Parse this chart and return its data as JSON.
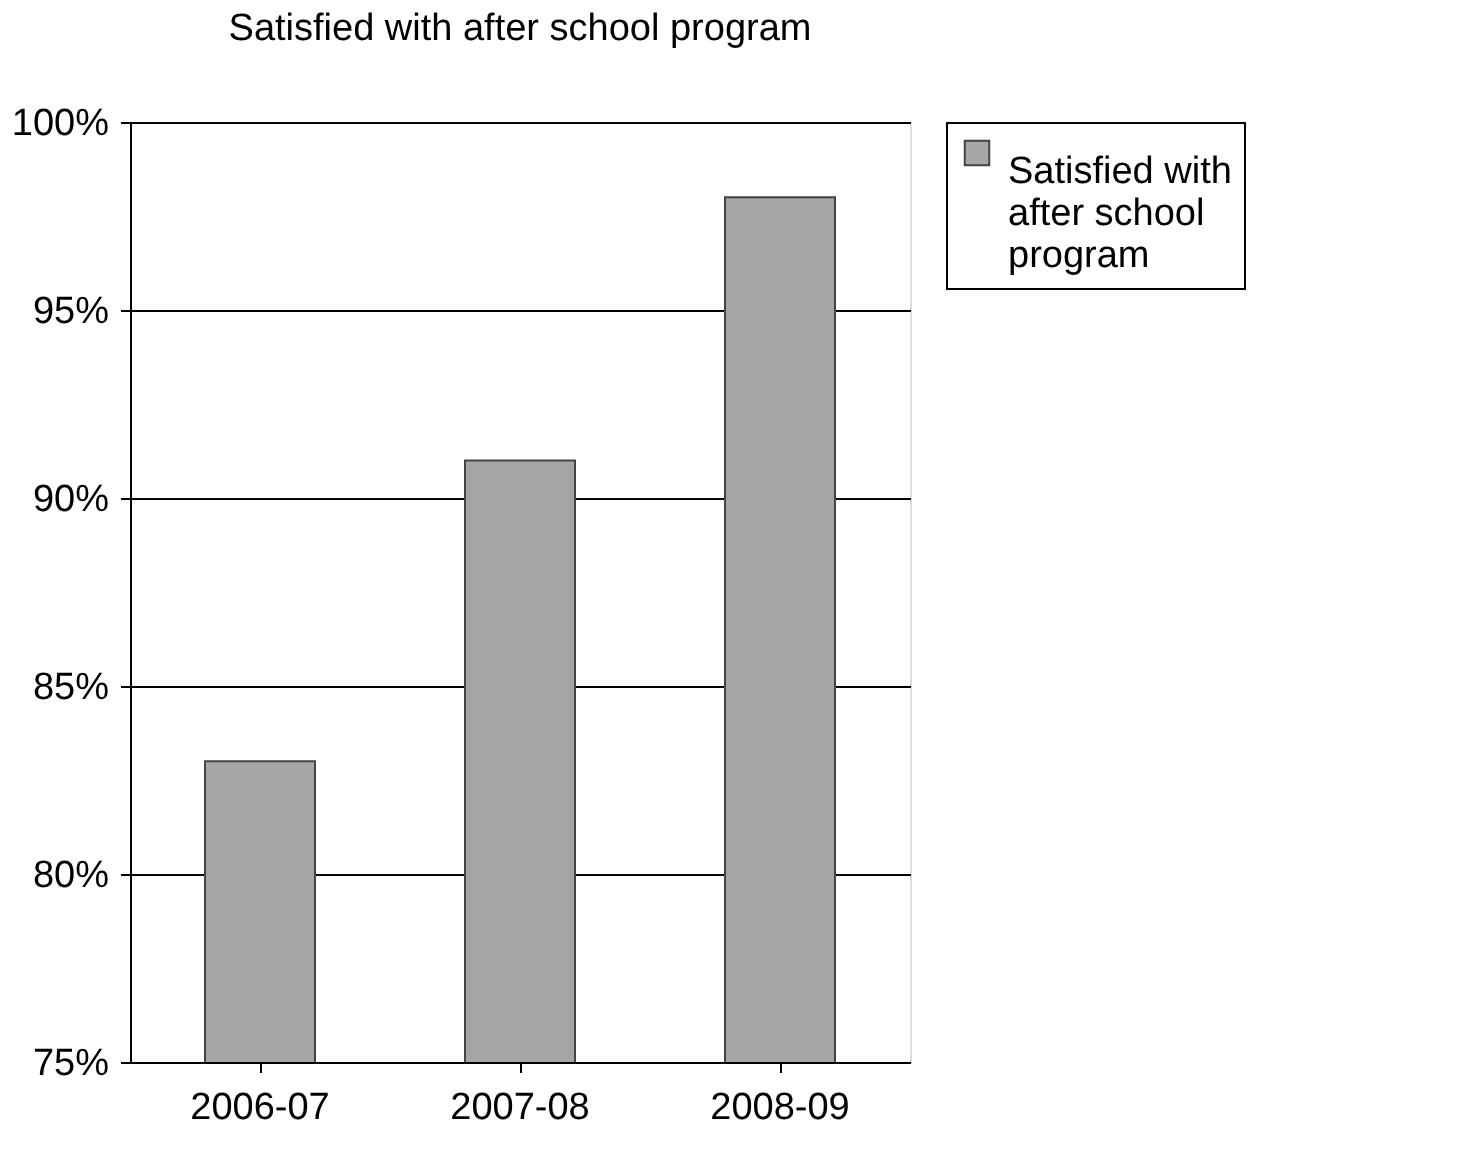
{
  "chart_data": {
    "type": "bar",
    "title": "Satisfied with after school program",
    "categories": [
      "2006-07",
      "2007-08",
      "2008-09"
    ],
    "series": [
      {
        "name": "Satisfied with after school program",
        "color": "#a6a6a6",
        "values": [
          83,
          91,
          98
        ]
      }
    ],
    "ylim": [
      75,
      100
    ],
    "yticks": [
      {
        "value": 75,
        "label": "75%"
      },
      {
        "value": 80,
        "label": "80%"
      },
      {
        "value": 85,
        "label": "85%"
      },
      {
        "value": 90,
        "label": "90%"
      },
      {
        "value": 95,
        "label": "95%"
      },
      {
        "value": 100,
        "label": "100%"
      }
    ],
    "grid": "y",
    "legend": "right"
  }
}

* What is needed: Check each line of the records for the word "label", and show the lines that contain it.

* Exercise output:
        "label": "75%"
        "label": "80%"
        "label": "85%"
        "label": "90%"
        "label": "95%"
        "label": "100%"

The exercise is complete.